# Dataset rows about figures

● ● ● ● ●

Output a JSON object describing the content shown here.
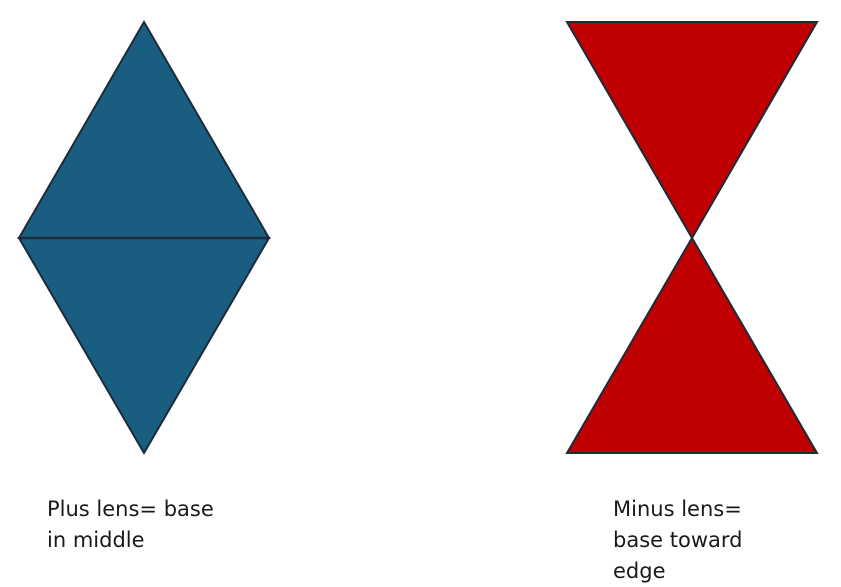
{
  "colors": {
    "plus_fill": "#195e80",
    "minus_fill": "#c00000",
    "outline": "#1c2b3a"
  },
  "plus_lens": {
    "caption_lines": [
      "Plus lens= base",
      "in middle"
    ]
  },
  "minus_lens": {
    "caption_lines": [
      "Minus lens=",
      "base toward",
      "edge"
    ]
  }
}
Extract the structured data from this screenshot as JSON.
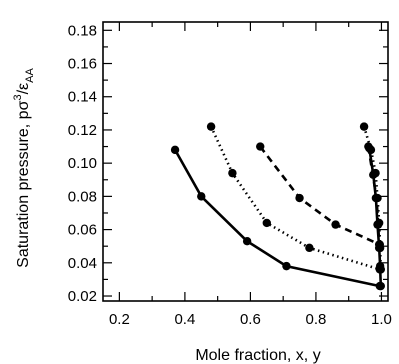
{
  "chart_data": {
    "type": "line",
    "xlabel": "Mole fraction, x, y",
    "ylabel_prefix": "Saturation pressure, p",
    "ylabel_sup": "3",
    "ylabel_mid": "/ε",
    "ylabel_sub": "AA",
    "ylabel_sigma": "σ",
    "xlim": [
      0.15,
      1.02
    ],
    "ylim": [
      0.017,
      0.185
    ],
    "x_ticks": [
      "0.2",
      "0.4",
      "0.6",
      "0.8",
      "1.0"
    ],
    "y_ticks": [
      "0.02",
      "0.04",
      "0.06",
      "0.08",
      "0.10",
      "0.12",
      "0.14",
      "0.16",
      "0.18"
    ],
    "series": [
      {
        "style": "solid",
        "points": [
          [
            0.37,
            0.108
          ],
          [
            0.45,
            0.08
          ],
          [
            0.59,
            0.053
          ],
          [
            0.71,
            0.038
          ],
          [
            0.995,
            0.026
          ]
        ]
      },
      {
        "style": "dotted",
        "points": [
          [
            0.48,
            0.122
          ],
          [
            0.545,
            0.094
          ],
          [
            0.65,
            0.064
          ],
          [
            0.78,
            0.049
          ],
          [
            0.995,
            0.036
          ]
        ]
      },
      {
        "style": "dashed",
        "points": [
          [
            0.63,
            0.11
          ],
          [
            0.75,
            0.079
          ],
          [
            0.86,
            0.063
          ],
          [
            0.995,
            0.051
          ]
        ]
      },
      {
        "style": "solid",
        "points": [
          [
            0.963,
            0.109
          ],
          [
            0.975,
            0.093
          ],
          [
            0.983,
            0.079
          ],
          [
            0.988,
            0.063
          ],
          [
            0.993,
            0.049
          ],
          [
            0.996,
            0.038
          ],
          [
            0.998,
            0.026
          ]
        ]
      },
      {
        "style": "dotted",
        "points": [
          [
            0.947,
            0.122
          ],
          [
            0.968,
            0.108
          ],
          [
            0.982,
            0.094
          ],
          [
            0.988,
            0.079
          ],
          [
            0.993,
            0.064
          ],
          [
            0.996,
            0.049
          ],
          [
            0.998,
            0.036
          ]
        ]
      },
      {
        "style": "dashed",
        "points": [
          [
            0.96,
            0.11
          ],
          [
            0.985,
            0.079
          ],
          [
            0.99,
            0.063
          ],
          [
            0.993,
            0.051
          ]
        ]
      }
    ]
  }
}
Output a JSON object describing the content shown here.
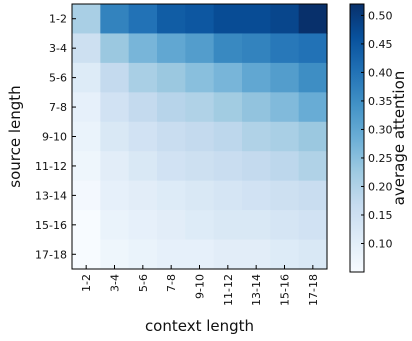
{
  "chart_data": {
    "type": "heatmap",
    "title": "",
    "xlabel": "context length",
    "ylabel": "source length",
    "x_categories": [
      "1-2",
      "3-4",
      "5-6",
      "7-8",
      "9-10",
      "11-12",
      "13-14",
      "15-16",
      "17-18"
    ],
    "y_categories": [
      "1-2",
      "3-4",
      "5-6",
      "7-8",
      "9-10",
      "11-12",
      "13-14",
      "15-16",
      "17-18"
    ],
    "values": [
      [
        0.21,
        0.37,
        0.4,
        0.44,
        0.45,
        0.47,
        0.47,
        0.48,
        0.52
      ],
      [
        0.15,
        0.23,
        0.27,
        0.3,
        0.32,
        0.36,
        0.37,
        0.39,
        0.4
      ],
      [
        0.11,
        0.17,
        0.21,
        0.23,
        0.25,
        0.27,
        0.3,
        0.32,
        0.35
      ],
      [
        0.09,
        0.14,
        0.17,
        0.19,
        0.2,
        0.22,
        0.24,
        0.26,
        0.29
      ],
      [
        0.08,
        0.12,
        0.14,
        0.16,
        0.17,
        0.18,
        0.2,
        0.21,
        0.23
      ],
      [
        0.07,
        0.1,
        0.12,
        0.14,
        0.15,
        0.16,
        0.17,
        0.18,
        0.2
      ],
      [
        0.06,
        0.09,
        0.1,
        0.11,
        0.12,
        0.13,
        0.14,
        0.15,
        0.16
      ],
      [
        0.05,
        0.08,
        0.09,
        0.1,
        0.11,
        0.12,
        0.12,
        0.13,
        0.14
      ],
      [
        0.04,
        0.07,
        0.08,
        0.09,
        0.09,
        0.1,
        0.1,
        0.11,
        0.12
      ]
    ],
    "colorbar": {
      "label": "average attention",
      "ticks": [
        "0.10",
        "0.15",
        "0.20",
        "0.25",
        "0.30",
        "0.35",
        "0.40",
        "0.45",
        "0.50"
      ],
      "range": [
        0.05,
        0.52
      ],
      "colormap": "Blues"
    }
  }
}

● ● ● ● ●

# WHAT IS NEEDED
All records should be output exactly, with the pictures left out.

# SOLUTION BELOW
Output a JSON object describing the content shown here.
{
  "colors": {
    "plus_fill": "#195e80",
    "minus_fill": "#c00000",
    "outline": "#1c2b3a"
  },
  "plus_lens": {
    "caption_lines": [
      "Plus lens= base",
      "in middle"
    ]
  },
  "minus_lens": {
    "caption_lines": [
      "Minus lens=",
      "base toward",
      "edge"
    ]
  }
}
Extract the structured data from this screenshot as JSON.
{
  "chart_data": {
    "type": "line",
    "xlabel": "Mole fraction, x, y",
    "ylabel_prefix": "Saturation pressure, p",
    "ylabel_sup": "3",
    "ylabel_mid": "/ε",
    "ylabel_sub": "AA",
    "ylabel_sigma": "σ",
    "xlim": [
      0.15,
      1.02
    ],
    "ylim": [
      0.017,
      0.185
    ],
    "x_ticks": [
      "0.2",
      "0.4",
      "0.6",
      "0.8",
      "1.0"
    ],
    "y_ticks": [
      "0.02",
      "0.04",
      "0.06",
      "0.08",
      "0.10",
      "0.12",
      "0.14",
      "0.16",
      "0.18"
    ],
    "series": [
      {
        "style": "solid",
        "points": [
          [
            0.37,
            0.108
          ],
          [
            0.45,
            0.08
          ],
          [
            0.59,
            0.053
          ],
          [
            0.71,
            0.038
          ],
          [
            0.995,
            0.026
          ]
        ]
      },
      {
        "style": "dotted",
        "points": [
          [
            0.48,
            0.122
          ],
          [
            0.545,
            0.094
          ],
          [
            0.65,
            0.064
          ],
          [
            0.78,
            0.049
          ],
          [
            0.995,
            0.036
          ]
        ]
      },
      {
        "style": "dashed",
        "points": [
          [
            0.63,
            0.11
          ],
          [
            0.75,
            0.079
          ],
          [
            0.86,
            0.063
          ],
          [
            0.995,
            0.051
          ]
        ]
      },
      {
        "style": "solid",
        "points": [
          [
            0.963,
            0.109
          ],
          [
            0.975,
            0.093
          ],
          [
            0.983,
            0.079
          ],
          [
            0.988,
            0.063
          ],
          [
            0.993,
            0.049
          ],
          [
            0.996,
            0.038
          ],
          [
            0.998,
            0.026
          ]
        ]
      },
      {
        "style": "dotted",
        "points": [
          [
            0.947,
            0.122
          ],
          [
            0.968,
            0.108
          ],
          [
            0.982,
            0.094
          ],
          [
            0.988,
            0.079
          ],
          [
            0.993,
            0.064
          ],
          [
            0.996,
            0.049
          ],
          [
            0.998,
            0.036
          ]
        ]
      },
      {
        "style": "dashed",
        "points": [
          [
            0.96,
            0.11
          ],
          [
            0.985,
            0.079
          ],
          [
            0.99,
            0.063
          ],
          [
            0.993,
            0.051
          ]
        ]
      }
    ]
  }
}
Output a JSON object describing the content shown here.
{
  "chart_data": {
    "type": "heatmap",
    "title": "",
    "xlabel": "context length",
    "ylabel": "source length",
    "x_categories": [
      "1-2",
      "3-4",
      "5-6",
      "7-8",
      "9-10",
      "11-12",
      "13-14",
      "15-16",
      "17-18"
    ],
    "y_categories": [
      "1-2",
      "3-4",
      "5-6",
      "7-8",
      "9-10",
      "11-12",
      "13-14",
      "15-16",
      "17-18"
    ],
    "values": [
      [
        0.21,
        0.37,
        0.4,
        0.44,
        0.45,
        0.47,
        0.47,
        0.48,
        0.52
      ],
      [
        0.15,
        0.23,
        0.27,
        0.3,
        0.32,
        0.36,
        0.37,
        0.39,
        0.4
      ],
      [
        0.11,
        0.17,
        0.21,
        0.23,
        0.25,
        0.27,
        0.3,
        0.32,
        0.35
      ],
      [
        0.09,
        0.14,
        0.17,
        0.19,
        0.2,
        0.22,
        0.24,
        0.26,
        0.29
      ],
      [
        0.08,
        0.12,
        0.14,
        0.16,
        0.17,
        0.18,
        0.2,
        0.21,
        0.23
      ],
      [
        0.07,
        0.1,
        0.12,
        0.14,
        0.15,
        0.16,
        0.17,
        0.18,
        0.2
      ],
      [
        0.06,
        0.09,
        0.1,
        0.11,
        0.12,
        0.13,
        0.14,
        0.15,
        0.16
      ],
      [
        0.05,
        0.08,
        0.09,
        0.1,
        0.11,
        0.12,
        0.12,
        0.13,
        0.14
      ],
      [
        0.04,
        0.07,
        0.08,
        0.09,
        0.09,
        0.1,
        0.1,
        0.11,
        0.12
      ]
    ],
    "colorbar": {
      "label": "average attention",
      "ticks": [
        "0.10",
        "0.15",
        "0.20",
        "0.25",
        "0.30",
        "0.35",
        "0.40",
        "0.45",
        "0.50"
      ],
      "range": [
        0.05,
        0.52
      ],
      "colormap": "Blues"
    }
  }
}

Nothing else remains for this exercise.